### YOUR OBJECTIVE
Read through the entries below and return each line with the word "image".

### RAW RECORDS

-----

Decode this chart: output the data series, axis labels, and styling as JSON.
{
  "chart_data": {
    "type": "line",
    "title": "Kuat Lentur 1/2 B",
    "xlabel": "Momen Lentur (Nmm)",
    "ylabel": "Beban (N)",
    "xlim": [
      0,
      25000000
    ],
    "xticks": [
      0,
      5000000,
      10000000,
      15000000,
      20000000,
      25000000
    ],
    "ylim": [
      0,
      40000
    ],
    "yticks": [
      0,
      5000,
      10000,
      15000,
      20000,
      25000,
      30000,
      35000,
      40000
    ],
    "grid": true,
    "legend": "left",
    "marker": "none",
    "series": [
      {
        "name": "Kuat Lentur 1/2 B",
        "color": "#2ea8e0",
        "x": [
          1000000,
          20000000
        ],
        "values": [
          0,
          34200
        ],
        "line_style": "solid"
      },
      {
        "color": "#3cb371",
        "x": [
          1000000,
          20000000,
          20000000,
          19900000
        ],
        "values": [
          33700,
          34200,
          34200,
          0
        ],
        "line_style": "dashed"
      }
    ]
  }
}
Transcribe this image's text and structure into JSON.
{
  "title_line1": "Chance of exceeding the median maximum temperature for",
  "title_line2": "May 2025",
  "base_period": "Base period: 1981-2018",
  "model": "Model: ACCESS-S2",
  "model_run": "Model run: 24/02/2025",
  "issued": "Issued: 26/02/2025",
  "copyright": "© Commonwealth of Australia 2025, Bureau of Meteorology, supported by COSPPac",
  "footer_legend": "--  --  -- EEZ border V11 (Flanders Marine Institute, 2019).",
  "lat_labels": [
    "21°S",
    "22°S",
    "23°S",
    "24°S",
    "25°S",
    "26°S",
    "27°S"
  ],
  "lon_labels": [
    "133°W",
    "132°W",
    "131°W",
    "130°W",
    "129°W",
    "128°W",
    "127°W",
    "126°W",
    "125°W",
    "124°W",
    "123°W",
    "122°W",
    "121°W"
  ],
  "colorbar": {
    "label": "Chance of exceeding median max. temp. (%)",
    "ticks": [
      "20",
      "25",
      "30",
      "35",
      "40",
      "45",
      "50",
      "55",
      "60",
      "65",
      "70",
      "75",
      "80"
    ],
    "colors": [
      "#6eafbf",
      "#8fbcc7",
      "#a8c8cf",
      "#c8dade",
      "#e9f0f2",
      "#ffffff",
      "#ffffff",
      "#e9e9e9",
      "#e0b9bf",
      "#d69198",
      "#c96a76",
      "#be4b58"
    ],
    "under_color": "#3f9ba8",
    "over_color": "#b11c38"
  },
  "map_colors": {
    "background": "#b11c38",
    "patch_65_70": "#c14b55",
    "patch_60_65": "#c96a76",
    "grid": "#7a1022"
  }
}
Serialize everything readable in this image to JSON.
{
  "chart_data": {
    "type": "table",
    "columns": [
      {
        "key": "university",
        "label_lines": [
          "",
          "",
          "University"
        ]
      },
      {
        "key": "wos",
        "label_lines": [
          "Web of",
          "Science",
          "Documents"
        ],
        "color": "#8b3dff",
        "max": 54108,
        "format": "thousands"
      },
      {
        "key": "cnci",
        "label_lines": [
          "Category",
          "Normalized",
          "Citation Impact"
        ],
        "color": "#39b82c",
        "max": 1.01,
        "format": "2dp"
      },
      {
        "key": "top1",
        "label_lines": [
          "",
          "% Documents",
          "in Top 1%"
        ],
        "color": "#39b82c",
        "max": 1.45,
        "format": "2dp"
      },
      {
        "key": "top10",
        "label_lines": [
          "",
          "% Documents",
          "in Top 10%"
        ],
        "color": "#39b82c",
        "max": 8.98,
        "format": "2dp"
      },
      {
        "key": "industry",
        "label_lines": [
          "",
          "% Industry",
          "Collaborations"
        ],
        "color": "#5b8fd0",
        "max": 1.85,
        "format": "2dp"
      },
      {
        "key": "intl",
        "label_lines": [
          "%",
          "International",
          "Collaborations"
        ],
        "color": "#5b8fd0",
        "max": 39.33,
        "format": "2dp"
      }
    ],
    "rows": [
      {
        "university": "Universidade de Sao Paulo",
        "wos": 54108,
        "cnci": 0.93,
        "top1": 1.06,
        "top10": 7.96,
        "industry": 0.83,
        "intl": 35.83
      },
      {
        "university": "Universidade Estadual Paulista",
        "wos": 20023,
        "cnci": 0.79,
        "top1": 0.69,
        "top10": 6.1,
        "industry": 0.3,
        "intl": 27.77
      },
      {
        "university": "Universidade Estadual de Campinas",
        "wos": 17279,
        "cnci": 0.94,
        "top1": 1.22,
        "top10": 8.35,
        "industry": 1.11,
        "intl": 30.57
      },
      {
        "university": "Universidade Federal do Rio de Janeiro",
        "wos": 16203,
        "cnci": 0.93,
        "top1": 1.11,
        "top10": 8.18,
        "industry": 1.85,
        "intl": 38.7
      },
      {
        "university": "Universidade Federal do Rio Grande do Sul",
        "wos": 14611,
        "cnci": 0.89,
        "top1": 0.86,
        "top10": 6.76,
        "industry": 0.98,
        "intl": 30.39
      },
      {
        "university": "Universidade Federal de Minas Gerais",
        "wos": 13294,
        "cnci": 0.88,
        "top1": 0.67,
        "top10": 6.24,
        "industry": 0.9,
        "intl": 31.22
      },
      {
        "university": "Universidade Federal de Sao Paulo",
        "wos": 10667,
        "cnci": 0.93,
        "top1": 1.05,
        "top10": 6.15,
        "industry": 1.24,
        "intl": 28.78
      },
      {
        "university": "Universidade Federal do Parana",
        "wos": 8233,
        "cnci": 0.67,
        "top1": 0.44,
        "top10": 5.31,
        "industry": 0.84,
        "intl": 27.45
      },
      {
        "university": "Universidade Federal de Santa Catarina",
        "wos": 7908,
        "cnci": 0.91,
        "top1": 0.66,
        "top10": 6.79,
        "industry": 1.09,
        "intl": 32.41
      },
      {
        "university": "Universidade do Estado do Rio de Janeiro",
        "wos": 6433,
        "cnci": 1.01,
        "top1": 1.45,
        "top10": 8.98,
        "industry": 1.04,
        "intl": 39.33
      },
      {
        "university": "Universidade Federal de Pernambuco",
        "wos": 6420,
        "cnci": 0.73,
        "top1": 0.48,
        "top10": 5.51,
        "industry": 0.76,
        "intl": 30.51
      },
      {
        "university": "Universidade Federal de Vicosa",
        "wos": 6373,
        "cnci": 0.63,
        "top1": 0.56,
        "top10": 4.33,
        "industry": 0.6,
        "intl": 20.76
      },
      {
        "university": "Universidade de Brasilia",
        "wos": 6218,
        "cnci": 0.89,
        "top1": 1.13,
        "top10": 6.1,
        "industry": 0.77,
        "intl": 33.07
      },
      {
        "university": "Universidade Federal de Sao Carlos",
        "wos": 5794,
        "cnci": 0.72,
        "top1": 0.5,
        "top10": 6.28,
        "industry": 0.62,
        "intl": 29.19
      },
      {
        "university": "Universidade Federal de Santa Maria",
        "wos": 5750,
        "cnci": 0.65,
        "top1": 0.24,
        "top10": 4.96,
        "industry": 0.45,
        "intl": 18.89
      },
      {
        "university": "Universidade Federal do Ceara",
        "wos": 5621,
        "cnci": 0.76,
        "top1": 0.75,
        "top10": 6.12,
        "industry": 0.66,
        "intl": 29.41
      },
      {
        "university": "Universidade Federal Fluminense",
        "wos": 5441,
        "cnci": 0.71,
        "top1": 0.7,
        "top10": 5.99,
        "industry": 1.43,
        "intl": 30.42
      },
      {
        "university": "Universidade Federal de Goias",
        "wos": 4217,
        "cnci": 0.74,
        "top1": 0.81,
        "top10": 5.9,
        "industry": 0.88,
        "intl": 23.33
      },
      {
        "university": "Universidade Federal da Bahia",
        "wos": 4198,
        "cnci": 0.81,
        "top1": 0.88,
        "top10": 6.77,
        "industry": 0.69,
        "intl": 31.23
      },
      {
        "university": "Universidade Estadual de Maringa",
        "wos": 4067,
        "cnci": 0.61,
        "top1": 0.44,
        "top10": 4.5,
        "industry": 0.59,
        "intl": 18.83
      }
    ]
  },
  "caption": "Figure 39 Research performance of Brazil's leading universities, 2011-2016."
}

-----

### RESPONSE
Transcribe this image's text and structure into JSON.
Serialize everything readable in this image to JSON.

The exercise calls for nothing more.